▸ Exercise directions: From the listing below, copy every line with the word "Sovitettu".
***
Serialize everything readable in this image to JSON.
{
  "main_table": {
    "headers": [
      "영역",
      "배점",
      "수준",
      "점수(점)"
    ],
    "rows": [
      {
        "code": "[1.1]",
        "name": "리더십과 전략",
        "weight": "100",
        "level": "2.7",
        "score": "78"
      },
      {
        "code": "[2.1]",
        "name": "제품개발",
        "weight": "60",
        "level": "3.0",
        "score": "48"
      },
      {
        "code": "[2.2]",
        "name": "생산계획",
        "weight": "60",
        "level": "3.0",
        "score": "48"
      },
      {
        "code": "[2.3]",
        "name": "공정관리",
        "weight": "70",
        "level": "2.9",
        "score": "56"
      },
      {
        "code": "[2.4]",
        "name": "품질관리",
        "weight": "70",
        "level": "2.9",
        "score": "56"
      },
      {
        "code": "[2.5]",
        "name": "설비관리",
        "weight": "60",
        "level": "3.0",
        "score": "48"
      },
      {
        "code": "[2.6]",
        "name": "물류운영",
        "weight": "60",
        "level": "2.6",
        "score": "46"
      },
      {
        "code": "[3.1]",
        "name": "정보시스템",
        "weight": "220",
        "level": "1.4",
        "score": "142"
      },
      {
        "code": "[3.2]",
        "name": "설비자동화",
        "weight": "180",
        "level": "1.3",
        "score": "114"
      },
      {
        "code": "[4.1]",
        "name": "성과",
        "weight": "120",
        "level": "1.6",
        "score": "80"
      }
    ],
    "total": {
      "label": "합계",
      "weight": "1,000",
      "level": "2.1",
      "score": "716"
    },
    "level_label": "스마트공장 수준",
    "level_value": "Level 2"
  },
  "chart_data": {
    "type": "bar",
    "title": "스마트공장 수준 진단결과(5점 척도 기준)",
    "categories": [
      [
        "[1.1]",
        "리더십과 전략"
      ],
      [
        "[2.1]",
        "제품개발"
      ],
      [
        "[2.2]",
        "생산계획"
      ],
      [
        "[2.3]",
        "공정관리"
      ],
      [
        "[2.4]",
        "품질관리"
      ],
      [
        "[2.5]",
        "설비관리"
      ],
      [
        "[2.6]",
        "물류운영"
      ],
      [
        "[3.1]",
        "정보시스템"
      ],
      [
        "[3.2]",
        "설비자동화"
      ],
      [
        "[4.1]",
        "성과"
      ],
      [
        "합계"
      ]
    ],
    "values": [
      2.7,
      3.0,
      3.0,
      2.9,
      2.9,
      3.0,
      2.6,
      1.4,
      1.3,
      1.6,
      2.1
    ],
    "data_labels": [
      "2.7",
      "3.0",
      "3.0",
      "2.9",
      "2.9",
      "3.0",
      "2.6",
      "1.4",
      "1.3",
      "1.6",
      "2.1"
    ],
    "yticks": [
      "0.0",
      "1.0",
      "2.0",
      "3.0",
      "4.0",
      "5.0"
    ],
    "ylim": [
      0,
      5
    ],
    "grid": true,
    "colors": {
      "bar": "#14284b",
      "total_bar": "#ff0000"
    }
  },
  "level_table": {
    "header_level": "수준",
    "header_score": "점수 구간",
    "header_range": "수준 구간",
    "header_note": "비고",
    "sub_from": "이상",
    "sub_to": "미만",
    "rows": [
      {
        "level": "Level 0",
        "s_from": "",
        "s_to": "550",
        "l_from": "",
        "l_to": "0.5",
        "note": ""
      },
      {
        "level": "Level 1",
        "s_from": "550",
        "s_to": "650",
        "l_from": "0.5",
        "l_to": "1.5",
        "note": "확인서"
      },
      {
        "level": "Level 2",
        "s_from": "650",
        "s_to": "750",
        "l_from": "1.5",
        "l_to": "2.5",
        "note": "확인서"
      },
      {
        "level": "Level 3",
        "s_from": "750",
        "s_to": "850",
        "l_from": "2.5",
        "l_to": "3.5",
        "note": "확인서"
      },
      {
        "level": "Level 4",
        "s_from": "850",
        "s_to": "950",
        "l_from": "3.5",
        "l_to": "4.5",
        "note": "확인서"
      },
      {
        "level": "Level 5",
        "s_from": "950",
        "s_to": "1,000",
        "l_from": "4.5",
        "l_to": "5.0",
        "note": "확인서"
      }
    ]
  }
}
***
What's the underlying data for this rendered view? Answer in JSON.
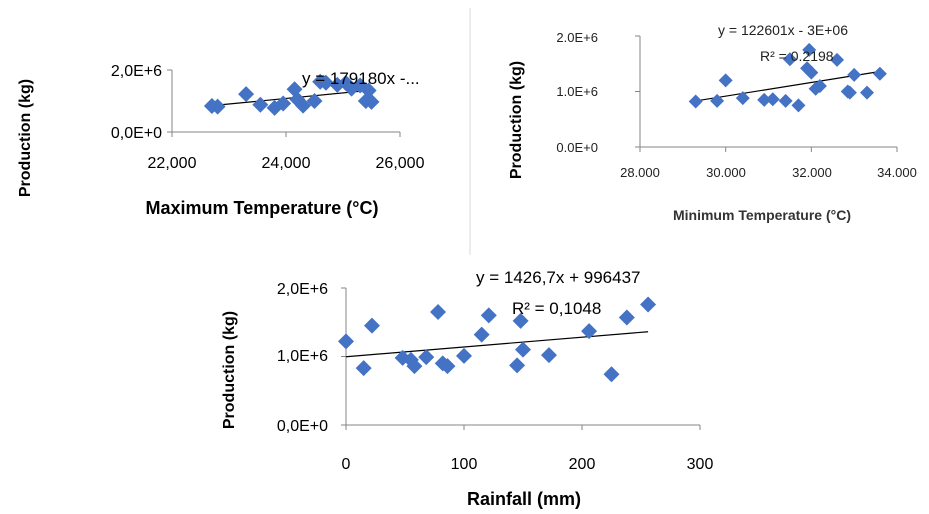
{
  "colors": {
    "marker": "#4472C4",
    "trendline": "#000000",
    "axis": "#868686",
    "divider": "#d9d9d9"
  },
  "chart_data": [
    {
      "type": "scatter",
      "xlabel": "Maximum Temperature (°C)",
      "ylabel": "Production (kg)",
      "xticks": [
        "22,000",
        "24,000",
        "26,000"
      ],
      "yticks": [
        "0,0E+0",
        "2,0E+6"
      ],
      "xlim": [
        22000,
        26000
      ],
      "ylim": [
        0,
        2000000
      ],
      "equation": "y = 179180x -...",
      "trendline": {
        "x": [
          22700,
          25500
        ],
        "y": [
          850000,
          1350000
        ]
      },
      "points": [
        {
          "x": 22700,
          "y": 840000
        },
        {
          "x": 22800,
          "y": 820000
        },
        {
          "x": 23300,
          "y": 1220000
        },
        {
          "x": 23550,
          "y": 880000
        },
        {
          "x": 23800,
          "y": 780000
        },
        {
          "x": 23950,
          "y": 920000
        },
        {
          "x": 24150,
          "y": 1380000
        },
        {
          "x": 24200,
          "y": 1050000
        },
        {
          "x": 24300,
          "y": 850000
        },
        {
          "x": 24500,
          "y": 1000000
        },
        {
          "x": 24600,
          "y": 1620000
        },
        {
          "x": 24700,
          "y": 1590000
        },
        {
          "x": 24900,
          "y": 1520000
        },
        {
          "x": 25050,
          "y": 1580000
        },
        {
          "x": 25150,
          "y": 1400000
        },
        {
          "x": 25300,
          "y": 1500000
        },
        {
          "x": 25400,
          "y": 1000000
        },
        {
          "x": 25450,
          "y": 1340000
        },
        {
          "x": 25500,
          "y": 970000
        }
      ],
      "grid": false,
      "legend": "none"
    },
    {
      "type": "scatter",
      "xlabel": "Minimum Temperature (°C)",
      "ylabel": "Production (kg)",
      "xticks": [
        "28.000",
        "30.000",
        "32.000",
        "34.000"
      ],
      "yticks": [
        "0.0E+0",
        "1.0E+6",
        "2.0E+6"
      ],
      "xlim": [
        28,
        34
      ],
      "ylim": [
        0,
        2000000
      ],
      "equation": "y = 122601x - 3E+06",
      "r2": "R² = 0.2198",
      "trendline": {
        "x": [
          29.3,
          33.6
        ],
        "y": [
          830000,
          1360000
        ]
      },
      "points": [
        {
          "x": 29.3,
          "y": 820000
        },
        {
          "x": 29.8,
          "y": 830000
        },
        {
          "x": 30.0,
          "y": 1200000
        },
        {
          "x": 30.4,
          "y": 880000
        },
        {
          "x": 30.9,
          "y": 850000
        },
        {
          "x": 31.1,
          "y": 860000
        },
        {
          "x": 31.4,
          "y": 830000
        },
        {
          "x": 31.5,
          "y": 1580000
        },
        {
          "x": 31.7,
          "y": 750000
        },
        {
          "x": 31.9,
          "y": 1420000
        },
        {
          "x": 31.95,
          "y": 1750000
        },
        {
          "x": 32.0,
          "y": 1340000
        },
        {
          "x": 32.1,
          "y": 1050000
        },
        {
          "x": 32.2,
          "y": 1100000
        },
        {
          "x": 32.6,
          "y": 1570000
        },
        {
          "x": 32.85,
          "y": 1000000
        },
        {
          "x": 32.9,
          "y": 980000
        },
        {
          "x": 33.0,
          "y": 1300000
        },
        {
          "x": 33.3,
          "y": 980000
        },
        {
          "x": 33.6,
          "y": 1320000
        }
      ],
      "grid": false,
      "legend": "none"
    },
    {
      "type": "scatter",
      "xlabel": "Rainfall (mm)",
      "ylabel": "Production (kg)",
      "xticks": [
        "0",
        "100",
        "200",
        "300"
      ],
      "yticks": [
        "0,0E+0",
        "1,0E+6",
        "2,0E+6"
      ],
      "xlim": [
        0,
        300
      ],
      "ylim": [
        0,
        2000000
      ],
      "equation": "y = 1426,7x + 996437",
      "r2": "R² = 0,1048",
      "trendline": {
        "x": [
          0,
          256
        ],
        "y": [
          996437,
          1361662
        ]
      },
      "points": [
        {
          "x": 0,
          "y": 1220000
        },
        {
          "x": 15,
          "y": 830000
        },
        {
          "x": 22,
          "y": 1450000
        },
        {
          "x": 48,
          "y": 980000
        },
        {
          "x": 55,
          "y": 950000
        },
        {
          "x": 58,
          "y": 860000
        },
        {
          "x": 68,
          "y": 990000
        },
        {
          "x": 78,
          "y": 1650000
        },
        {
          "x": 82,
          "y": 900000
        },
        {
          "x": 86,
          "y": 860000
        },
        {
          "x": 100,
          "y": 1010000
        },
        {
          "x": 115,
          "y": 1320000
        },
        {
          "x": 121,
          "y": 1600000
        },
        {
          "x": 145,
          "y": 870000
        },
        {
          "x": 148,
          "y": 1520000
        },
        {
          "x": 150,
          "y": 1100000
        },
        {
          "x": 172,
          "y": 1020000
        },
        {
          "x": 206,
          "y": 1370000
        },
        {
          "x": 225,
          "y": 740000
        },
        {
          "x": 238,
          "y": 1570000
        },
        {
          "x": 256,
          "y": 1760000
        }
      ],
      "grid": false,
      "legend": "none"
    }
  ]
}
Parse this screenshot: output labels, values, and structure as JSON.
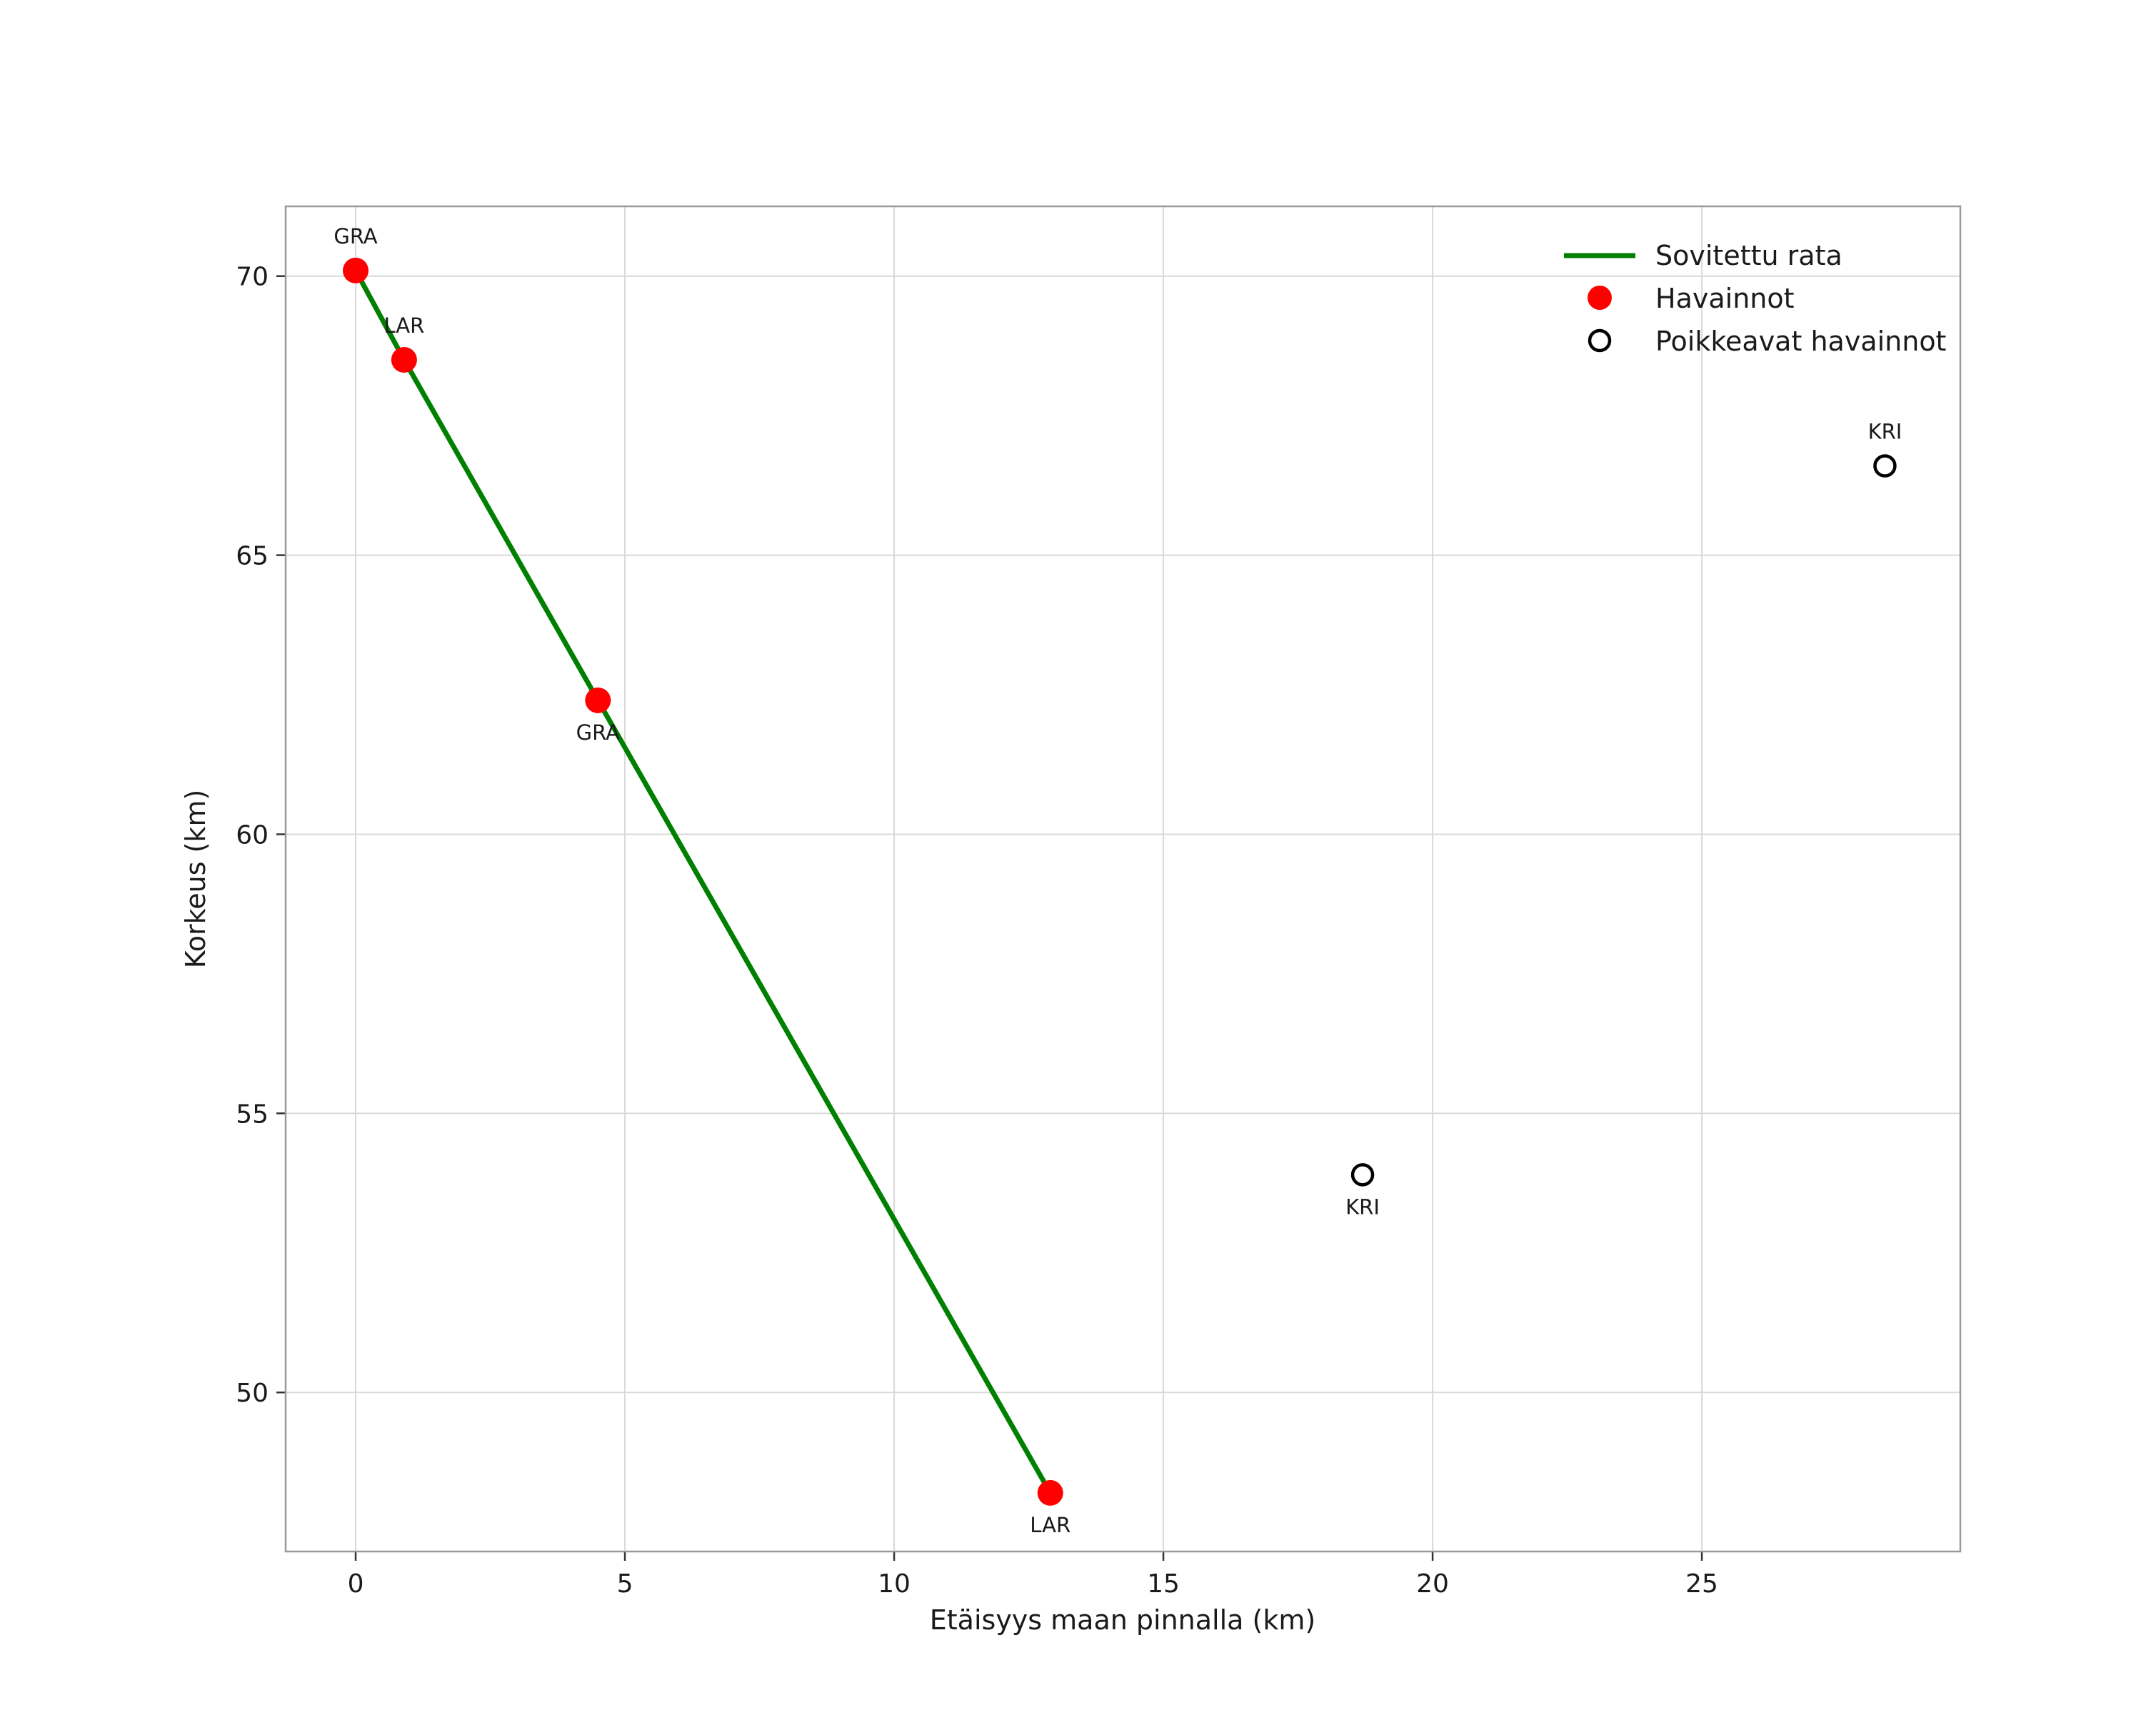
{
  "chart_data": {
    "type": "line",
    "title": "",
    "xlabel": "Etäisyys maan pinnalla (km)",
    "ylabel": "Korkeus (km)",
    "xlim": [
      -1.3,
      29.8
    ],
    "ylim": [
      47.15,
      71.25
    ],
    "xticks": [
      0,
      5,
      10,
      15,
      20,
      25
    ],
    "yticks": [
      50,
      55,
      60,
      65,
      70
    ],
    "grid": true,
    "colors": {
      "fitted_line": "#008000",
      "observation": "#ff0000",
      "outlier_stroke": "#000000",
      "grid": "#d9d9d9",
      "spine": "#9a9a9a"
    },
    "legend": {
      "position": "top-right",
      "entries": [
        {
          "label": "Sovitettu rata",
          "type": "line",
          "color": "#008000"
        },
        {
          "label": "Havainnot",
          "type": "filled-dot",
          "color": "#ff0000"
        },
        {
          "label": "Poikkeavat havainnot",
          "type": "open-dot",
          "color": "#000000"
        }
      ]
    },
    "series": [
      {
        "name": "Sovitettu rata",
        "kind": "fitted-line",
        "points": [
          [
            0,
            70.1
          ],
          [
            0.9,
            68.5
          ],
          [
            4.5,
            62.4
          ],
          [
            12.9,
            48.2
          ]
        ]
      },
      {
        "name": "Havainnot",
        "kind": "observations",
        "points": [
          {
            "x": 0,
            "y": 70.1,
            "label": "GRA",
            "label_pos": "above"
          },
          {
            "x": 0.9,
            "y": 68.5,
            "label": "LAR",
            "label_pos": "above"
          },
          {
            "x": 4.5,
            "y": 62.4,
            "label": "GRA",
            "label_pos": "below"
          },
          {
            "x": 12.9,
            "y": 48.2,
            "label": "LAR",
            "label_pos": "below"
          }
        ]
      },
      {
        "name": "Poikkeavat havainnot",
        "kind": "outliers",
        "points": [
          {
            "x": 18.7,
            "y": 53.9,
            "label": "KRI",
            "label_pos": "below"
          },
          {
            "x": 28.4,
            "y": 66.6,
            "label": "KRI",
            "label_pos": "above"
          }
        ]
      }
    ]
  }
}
***
▸ Exercise response:
          "label": "Sovitettu rata",
        "name": "Sovitettu rata",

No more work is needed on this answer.